— Requirements —
Would you restate all the data that follows, word for word?

Part of a data file
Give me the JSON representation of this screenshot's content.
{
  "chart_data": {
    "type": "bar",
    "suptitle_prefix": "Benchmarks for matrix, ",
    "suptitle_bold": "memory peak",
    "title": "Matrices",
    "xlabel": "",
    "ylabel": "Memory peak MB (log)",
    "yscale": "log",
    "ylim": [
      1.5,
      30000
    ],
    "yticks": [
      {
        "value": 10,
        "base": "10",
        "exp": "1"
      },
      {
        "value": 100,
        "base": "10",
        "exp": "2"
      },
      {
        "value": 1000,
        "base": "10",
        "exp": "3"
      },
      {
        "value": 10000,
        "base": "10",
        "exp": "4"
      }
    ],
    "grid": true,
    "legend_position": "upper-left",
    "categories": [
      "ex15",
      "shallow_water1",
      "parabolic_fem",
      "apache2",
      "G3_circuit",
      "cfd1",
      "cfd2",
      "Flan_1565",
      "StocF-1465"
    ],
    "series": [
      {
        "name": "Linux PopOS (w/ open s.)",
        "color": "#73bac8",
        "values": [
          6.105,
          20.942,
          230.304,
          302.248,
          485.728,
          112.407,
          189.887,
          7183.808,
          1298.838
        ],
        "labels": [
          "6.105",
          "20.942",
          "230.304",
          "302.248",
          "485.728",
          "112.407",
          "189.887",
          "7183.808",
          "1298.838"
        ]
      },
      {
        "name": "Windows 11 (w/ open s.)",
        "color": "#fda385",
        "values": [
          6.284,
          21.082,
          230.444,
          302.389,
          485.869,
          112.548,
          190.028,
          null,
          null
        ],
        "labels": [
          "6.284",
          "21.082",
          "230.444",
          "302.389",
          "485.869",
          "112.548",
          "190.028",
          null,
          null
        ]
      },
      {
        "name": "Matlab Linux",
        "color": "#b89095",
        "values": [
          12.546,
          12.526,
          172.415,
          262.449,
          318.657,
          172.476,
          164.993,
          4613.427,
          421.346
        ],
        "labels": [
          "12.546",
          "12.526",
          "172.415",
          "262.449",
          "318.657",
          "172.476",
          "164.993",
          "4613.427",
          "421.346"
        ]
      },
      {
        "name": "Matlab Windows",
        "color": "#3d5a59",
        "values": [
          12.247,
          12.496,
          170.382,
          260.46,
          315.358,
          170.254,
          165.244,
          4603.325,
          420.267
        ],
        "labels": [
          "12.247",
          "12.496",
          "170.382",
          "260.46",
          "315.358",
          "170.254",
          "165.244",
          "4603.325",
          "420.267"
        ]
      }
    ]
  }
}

— Complete output —
Give me the JSON representation of this screenshot's content.
{
  "chart_data": {
    "type": "bar",
    "suptitle_prefix": "Benchmarks for matrix, ",
    "suptitle_bold": "memory peak",
    "title": "Matrices",
    "xlabel": "",
    "ylabel": "Memory peak MB (log)",
    "yscale": "log",
    "ylim": [
      1.5,
      30000
    ],
    "yticks": [
      {
        "value": 10,
        "base": "10",
        "exp": "1"
      },
      {
        "value": 100,
        "base": "10",
        "exp": "2"
      },
      {
        "value": 1000,
        "base": "10",
        "exp": "3"
      },
      {
        "value": 10000,
        "base": "10",
        "exp": "4"
      }
    ],
    "grid": true,
    "legend_position": "upper-left",
    "categories": [
      "ex15",
      "shallow_water1",
      "parabolic_fem",
      "apache2",
      "G3_circuit",
      "cfd1",
      "cfd2",
      "Flan_1565",
      "StocF-1465"
    ],
    "series": [
      {
        "name": "Linux PopOS (w/ open s.)",
        "color": "#73bac8",
        "values": [
          6.105,
          20.942,
          230.304,
          302.248,
          485.728,
          112.407,
          189.887,
          7183.808,
          1298.838
        ],
        "labels": [
          "6.105",
          "20.942",
          "230.304",
          "302.248",
          "485.728",
          "112.407",
          "189.887",
          "7183.808",
          "1298.838"
        ]
      },
      {
        "name": "Windows 11 (w/ open s.)",
        "color": "#fda385",
        "values": [
          6.284,
          21.082,
          230.444,
          302.389,
          485.869,
          112.548,
          190.028,
          null,
          null
        ],
        "labels": [
          "6.284",
          "21.082",
          "230.444",
          "302.389",
          "485.869",
          "112.548",
          "190.028",
          null,
          null
        ]
      },
      {
        "name": "Matlab Linux",
        "color": "#b89095",
        "values": [
          12.546,
          12.526,
          172.415,
          262.449,
          318.657,
          172.476,
          164.993,
          4613.427,
          421.346
        ],
        "labels": [
          "12.546",
          "12.526",
          "172.415",
          "262.449",
          "318.657",
          "172.476",
          "164.993",
          "4613.427",
          "421.346"
        ]
      },
      {
        "name": "Matlab Windows",
        "color": "#3d5a59",
        "values": [
          12.247,
          12.496,
          170.382,
          260.46,
          315.358,
          170.254,
          165.244,
          4603.325,
          420.267
        ],
        "labels": [
          "12.247",
          "12.496",
          "170.382",
          "260.46",
          "315.358",
          "170.254",
          "165.244",
          "4603.325",
          "420.267"
        ]
      }
    ]
  }
}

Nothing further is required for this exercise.